_Exercise directions_
Check each line of the records below and collect those that include the word "supplied".

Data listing
#####

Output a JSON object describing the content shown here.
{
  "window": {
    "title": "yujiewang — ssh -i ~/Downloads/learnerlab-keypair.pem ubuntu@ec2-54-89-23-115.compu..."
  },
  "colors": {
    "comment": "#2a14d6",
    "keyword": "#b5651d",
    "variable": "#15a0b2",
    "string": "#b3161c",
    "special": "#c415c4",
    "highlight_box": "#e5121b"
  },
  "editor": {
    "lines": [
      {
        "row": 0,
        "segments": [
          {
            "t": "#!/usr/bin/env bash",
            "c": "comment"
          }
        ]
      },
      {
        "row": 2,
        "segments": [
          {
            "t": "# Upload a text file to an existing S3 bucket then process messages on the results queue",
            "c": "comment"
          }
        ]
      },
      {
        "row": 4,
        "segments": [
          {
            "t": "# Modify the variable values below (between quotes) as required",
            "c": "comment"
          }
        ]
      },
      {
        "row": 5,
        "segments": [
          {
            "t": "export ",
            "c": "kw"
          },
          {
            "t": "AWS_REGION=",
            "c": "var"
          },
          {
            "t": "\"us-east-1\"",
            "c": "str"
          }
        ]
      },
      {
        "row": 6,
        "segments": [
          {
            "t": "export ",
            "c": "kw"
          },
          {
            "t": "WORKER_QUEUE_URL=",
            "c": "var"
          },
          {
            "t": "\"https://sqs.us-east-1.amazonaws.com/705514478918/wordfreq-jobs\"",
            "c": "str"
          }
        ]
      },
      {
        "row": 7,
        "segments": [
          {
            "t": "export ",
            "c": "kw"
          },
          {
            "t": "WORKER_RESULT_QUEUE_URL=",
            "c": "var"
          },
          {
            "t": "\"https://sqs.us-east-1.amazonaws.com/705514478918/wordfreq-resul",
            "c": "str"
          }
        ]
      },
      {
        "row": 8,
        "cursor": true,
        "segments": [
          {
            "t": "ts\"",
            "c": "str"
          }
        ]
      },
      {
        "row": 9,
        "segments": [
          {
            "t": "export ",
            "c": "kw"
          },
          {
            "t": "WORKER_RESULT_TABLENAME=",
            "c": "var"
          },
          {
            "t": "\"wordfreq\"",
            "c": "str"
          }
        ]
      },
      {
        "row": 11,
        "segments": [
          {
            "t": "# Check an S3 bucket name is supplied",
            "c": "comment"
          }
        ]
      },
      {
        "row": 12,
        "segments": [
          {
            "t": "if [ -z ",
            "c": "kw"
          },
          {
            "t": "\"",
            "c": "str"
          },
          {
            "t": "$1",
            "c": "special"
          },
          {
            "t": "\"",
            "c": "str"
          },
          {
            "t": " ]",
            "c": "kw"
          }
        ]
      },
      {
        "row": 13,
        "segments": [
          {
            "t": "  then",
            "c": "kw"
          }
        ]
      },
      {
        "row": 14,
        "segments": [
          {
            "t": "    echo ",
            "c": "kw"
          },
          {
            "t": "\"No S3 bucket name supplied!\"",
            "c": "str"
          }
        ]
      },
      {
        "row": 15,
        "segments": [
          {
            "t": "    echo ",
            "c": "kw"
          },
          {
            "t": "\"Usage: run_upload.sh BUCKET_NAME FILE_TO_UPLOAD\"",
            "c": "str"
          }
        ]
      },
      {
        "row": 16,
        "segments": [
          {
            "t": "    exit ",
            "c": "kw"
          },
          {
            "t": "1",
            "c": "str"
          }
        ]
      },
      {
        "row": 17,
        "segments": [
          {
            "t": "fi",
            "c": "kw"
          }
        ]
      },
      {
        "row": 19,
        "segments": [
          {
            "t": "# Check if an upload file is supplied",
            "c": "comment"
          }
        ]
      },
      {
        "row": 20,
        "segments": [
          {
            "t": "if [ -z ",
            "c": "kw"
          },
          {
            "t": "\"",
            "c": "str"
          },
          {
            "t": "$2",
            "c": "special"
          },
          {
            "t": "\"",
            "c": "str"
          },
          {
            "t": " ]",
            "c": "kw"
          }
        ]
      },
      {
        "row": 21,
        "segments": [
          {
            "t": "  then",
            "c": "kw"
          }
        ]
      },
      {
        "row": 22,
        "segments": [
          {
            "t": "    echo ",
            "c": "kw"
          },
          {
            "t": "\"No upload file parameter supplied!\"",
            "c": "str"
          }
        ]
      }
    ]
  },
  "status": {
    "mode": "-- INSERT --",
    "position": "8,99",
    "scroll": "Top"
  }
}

#####

_Final result_
            "t": "# Check an S3 bucket name is supplied",
            "t": "\"No S3 bucket name supplied!\"",
            "t": "# Check if an upload file is supplied",
            "t": "\"No upload file parameter supplied!\"",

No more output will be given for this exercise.